- **EXERCISE REQUIREMENTS**
Rewrite the data below with every "bar-related-vas" changed to "bar-vas-segment" and nothing else altered.

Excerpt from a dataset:
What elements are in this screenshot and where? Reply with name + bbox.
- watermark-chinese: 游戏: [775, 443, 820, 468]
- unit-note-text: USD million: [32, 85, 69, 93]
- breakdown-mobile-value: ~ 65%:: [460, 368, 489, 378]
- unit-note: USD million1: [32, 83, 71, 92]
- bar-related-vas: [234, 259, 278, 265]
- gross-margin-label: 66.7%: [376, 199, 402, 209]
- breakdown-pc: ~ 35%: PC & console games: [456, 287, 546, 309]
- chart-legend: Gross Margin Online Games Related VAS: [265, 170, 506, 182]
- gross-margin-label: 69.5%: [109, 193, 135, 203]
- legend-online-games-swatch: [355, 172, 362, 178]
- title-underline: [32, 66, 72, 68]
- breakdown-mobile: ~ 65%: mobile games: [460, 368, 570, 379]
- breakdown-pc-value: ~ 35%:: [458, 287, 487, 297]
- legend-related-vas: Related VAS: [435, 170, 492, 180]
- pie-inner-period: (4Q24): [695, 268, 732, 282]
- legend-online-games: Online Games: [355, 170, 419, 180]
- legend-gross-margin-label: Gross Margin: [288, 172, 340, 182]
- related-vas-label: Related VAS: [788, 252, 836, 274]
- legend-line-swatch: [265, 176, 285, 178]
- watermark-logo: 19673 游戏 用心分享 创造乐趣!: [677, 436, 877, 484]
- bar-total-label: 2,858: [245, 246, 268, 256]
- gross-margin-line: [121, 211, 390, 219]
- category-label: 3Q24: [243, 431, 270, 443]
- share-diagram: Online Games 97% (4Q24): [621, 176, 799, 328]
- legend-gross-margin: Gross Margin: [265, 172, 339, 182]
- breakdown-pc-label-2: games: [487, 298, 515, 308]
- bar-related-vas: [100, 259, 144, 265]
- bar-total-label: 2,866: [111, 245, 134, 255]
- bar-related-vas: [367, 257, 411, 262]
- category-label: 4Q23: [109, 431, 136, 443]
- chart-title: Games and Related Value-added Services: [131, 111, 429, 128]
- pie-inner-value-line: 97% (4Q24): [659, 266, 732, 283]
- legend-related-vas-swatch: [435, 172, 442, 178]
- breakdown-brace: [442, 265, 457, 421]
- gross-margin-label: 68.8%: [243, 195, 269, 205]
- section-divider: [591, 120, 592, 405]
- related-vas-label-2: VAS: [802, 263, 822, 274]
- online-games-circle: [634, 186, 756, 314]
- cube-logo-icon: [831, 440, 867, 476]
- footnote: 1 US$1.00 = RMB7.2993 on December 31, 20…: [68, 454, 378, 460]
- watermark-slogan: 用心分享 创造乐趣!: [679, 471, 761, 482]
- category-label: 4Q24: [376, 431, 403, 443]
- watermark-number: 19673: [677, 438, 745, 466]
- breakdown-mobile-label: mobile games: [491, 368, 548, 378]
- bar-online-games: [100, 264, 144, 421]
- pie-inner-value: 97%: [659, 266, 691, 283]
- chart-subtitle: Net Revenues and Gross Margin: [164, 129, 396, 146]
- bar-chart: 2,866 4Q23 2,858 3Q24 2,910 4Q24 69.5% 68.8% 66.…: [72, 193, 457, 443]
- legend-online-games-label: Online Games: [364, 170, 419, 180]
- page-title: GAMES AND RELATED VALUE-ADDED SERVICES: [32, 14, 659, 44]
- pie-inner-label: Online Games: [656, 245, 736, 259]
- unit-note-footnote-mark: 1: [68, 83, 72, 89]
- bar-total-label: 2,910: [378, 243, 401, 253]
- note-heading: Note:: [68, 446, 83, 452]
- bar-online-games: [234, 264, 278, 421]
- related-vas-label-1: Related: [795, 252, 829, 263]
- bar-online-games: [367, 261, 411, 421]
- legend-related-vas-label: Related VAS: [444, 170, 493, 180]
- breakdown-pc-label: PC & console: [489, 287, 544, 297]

- **REPLY TO THE EXERCISE**
What elements are in this screenshot and where? Reply with name + bbox.
- watermark-chinese: 游戏: [775, 443, 820, 468]
- unit-note-text: USD million: [32, 85, 69, 93]
- breakdown-mobile-value: ~ 65%:: [460, 368, 489, 378]
- unit-note: USD million1: [32, 83, 71, 92]
- bar-vas-segment: [234, 259, 278, 265]
- gross-margin-label: 66.7%: [376, 199, 402, 209]
- breakdown-pc: ~ 35%: PC & console games: [456, 287, 546, 309]
- chart-legend: Gross Margin Online Games Related VAS: [265, 170, 506, 182]
- gross-margin-label: 69.5%: [109, 193, 135, 203]
- legend-online-games-swatch: [355, 172, 362, 178]
- title-underline: [32, 66, 72, 68]
- breakdown-mobile: ~ 65%: mobile games: [460, 368, 570, 379]
- breakdown-pc-value: ~ 35%:: [458, 287, 487, 297]
- legend-related-vas: Related VAS: [435, 170, 492, 180]
- pie-inner-period: (4Q24): [695, 268, 732, 282]
- legend-online-games: Online Games: [355, 170, 419, 180]
- legend-gross-margin-label: Gross Margin: [288, 172, 340, 182]
- related-vas-label: Related VAS: [788, 252, 836, 274]
- legend-line-swatch: [265, 176, 285, 178]
- watermark-logo: 19673 游戏 用心分享 创造乐趣!: [677, 436, 877, 484]
- bar-total-label: 2,858: [245, 246, 268, 256]
- gross-margin-line: [121, 211, 390, 219]
- category-label: 3Q24: [243, 431, 270, 443]
- share-diagram: Online Games 97% (4Q24): [621, 176, 799, 328]
- legend-gross-margin: Gross Margin: [265, 172, 339, 182]
- breakdown-pc-label-2: games: [487, 298, 515, 308]
- bar-vas-segment: [100, 259, 144, 265]
- bar-total-label: 2,866: [111, 245, 134, 255]
- bar-vas-segment: [367, 257, 411, 262]
- category-label: 4Q23: [109, 431, 136, 443]
- chart-title: Games and Related Value-added Services: [131, 111, 429, 128]
- pie-inner-value-line: 97% (4Q24): [659, 266, 732, 283]
- legend-related-vas-swatch: [435, 172, 442, 178]
- breakdown-brace: [442, 265, 457, 421]
- gross-margin-label: 68.8%: [243, 195, 269, 205]
- section-divider: [591, 120, 592, 405]
- related-vas-label-2: VAS: [802, 263, 822, 274]
- online-games-circle: [634, 186, 756, 314]
- cube-logo-icon: [831, 440, 867, 476]
- footnote: 1 US$1.00 = RMB7.2993 on December 31, 20…: [68, 454, 378, 460]
- watermark-slogan: 用心分享 创造乐趣!: [679, 471, 761, 482]
- category-label: 4Q24: [376, 431, 403, 443]
- watermark-number: 19673: [677, 438, 745, 466]
- breakdown-mobile-label: mobile games: [491, 368, 548, 378]
- bar-online-games: [100, 264, 144, 421]
- pie-inner-value: 97%: [659, 266, 691, 283]
- chart-subtitle: Net Revenues and Gross Margin: [164, 129, 396, 146]
- bar-chart: 2,866 4Q23 2,858 3Q24 2,910 4Q24 69.5% 68.8% 66.…: [72, 193, 457, 443]
- legend-online-games-label: Online Games: [364, 170, 419, 180]
- page-title: GAMES AND RELATED VALUE-ADDED SERVICES: [32, 14, 659, 44]
- pie-inner-label: Online Games: [656, 245, 736, 259]
- unit-note-footnote-mark: 1: [68, 83, 72, 89]
- bar-total-label: 2,910: [378, 243, 401, 253]
- note-heading: Note:: [68, 446, 83, 452]
- bar-online-games: [234, 264, 278, 421]
- related-vas-label-1: Related: [795, 252, 829, 263]
- bar-online-games: [367, 261, 411, 421]
- legend-related-vas-label: Related VAS: [444, 170, 493, 180]
- breakdown-pc-label: PC & console: [489, 287, 544, 297]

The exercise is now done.